• Information given:

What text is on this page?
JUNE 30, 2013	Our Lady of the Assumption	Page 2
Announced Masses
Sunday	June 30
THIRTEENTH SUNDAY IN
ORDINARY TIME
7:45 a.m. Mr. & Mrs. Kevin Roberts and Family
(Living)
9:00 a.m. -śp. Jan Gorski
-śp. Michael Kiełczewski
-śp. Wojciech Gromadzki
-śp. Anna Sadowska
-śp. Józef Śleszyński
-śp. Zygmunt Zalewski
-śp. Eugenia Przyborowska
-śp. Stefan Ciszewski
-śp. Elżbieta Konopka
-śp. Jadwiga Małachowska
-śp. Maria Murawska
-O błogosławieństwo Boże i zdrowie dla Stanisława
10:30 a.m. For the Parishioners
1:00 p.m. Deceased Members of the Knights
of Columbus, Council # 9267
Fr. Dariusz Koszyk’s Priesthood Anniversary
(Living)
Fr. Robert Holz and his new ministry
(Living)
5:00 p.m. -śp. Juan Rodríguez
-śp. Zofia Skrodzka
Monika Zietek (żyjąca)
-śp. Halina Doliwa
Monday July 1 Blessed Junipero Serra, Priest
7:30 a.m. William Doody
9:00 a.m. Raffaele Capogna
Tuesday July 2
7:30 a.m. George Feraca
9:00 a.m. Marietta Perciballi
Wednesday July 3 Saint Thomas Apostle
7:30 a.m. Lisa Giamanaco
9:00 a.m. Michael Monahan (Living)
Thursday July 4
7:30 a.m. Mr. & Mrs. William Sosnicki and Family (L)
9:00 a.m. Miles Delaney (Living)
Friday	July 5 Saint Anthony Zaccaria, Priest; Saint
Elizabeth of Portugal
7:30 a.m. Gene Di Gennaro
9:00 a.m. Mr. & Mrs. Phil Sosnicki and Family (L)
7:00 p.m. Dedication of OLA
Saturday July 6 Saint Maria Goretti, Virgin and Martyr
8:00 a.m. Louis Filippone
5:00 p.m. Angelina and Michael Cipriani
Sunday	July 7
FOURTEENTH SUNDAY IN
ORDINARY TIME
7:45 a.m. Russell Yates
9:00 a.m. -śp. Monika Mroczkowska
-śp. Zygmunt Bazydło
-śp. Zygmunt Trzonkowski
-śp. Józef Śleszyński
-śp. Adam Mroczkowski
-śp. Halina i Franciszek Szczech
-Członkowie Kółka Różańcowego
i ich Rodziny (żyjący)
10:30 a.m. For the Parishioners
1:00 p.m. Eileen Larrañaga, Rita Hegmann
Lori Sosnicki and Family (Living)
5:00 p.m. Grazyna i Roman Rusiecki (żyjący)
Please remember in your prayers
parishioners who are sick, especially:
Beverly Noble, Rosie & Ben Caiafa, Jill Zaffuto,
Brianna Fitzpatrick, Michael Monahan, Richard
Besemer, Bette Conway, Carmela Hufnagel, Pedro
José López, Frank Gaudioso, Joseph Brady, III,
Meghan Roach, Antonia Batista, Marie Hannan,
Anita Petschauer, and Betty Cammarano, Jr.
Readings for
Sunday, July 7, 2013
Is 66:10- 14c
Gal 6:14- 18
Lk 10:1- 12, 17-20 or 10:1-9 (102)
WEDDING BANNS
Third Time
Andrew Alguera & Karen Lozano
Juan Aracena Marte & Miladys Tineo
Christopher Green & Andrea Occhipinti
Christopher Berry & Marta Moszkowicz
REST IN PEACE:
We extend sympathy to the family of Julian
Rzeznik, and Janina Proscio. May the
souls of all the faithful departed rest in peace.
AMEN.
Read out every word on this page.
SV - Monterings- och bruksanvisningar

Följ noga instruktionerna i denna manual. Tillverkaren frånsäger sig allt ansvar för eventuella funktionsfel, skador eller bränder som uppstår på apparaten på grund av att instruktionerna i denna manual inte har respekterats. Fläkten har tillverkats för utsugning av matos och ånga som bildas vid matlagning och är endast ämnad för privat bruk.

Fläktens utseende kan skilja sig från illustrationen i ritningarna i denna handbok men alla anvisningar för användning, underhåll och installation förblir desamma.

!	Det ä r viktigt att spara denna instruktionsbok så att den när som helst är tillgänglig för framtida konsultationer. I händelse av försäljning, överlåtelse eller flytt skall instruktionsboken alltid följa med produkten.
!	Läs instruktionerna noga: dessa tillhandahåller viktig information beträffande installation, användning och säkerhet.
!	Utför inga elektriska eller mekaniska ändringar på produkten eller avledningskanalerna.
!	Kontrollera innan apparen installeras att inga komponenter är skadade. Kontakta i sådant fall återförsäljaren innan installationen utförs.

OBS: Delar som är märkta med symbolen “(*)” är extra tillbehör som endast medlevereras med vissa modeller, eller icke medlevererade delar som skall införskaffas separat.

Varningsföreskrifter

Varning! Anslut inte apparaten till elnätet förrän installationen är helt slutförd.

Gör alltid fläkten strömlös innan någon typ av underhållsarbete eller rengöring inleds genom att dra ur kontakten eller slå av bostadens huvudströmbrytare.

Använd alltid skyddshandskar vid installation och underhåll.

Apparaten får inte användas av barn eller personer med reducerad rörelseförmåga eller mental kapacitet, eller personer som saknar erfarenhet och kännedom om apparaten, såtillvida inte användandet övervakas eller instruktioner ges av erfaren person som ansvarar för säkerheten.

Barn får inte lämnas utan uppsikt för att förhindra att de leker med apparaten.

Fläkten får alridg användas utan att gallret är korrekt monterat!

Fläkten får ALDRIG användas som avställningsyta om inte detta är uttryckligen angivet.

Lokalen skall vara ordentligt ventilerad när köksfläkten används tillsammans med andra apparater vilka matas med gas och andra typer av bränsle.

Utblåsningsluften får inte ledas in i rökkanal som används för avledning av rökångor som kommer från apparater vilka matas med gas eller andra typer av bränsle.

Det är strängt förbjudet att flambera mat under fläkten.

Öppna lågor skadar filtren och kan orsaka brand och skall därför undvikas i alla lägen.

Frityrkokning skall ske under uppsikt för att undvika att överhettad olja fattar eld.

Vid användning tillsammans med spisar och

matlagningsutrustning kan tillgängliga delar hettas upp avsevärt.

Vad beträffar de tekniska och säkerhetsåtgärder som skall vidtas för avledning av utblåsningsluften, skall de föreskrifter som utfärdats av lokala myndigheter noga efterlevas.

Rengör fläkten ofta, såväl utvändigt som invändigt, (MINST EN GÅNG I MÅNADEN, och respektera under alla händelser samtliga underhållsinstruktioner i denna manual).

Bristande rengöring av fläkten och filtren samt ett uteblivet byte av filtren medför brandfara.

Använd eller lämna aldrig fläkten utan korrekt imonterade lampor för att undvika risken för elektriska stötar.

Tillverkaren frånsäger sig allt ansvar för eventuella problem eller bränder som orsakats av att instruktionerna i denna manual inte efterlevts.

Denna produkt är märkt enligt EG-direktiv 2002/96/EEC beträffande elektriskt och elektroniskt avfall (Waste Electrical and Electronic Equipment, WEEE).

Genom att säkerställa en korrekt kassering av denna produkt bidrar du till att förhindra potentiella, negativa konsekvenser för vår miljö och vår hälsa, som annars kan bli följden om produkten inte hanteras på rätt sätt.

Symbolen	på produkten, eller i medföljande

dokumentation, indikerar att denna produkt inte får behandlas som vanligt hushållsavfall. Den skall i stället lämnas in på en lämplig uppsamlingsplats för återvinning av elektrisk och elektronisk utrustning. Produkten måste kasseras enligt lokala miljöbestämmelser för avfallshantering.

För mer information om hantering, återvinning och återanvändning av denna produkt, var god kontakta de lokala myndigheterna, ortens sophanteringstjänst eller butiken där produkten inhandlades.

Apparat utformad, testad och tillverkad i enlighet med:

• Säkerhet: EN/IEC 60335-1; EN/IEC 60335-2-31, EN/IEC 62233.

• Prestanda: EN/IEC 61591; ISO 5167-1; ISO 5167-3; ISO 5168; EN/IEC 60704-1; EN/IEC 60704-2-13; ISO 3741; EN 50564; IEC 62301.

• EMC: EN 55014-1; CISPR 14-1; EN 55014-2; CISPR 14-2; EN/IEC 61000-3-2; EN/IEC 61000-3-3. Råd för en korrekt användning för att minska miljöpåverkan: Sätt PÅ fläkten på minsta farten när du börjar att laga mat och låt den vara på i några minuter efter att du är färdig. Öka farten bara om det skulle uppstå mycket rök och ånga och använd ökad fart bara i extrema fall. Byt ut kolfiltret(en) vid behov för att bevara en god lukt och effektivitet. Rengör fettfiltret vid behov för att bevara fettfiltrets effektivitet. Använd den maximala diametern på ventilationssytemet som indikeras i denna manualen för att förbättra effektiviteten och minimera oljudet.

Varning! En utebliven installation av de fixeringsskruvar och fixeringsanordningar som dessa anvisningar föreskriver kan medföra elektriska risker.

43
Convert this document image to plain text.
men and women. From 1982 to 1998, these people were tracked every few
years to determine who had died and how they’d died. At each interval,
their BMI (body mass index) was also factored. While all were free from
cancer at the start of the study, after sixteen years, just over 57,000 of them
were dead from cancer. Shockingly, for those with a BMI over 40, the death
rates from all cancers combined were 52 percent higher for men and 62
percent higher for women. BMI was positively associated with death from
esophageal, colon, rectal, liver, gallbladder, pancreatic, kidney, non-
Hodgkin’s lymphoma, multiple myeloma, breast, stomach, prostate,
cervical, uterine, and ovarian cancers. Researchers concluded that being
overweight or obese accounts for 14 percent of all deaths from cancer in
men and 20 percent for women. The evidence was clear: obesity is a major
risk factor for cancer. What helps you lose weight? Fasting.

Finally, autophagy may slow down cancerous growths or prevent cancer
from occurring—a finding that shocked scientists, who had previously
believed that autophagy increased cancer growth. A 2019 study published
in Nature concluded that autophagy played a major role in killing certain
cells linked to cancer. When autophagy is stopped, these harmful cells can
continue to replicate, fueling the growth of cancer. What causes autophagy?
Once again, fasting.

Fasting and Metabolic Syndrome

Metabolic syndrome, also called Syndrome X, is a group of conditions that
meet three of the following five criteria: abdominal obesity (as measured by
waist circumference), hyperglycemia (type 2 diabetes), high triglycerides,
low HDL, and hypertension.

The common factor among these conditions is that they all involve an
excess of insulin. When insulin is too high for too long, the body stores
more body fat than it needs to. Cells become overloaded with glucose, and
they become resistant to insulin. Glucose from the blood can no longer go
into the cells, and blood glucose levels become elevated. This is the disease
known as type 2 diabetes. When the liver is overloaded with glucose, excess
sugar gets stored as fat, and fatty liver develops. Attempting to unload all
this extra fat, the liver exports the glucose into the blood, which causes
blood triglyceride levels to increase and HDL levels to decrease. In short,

• Description of the task: Line count for "every": count the lines in the records above that contain this word, and write only the number.

• Expected output: 2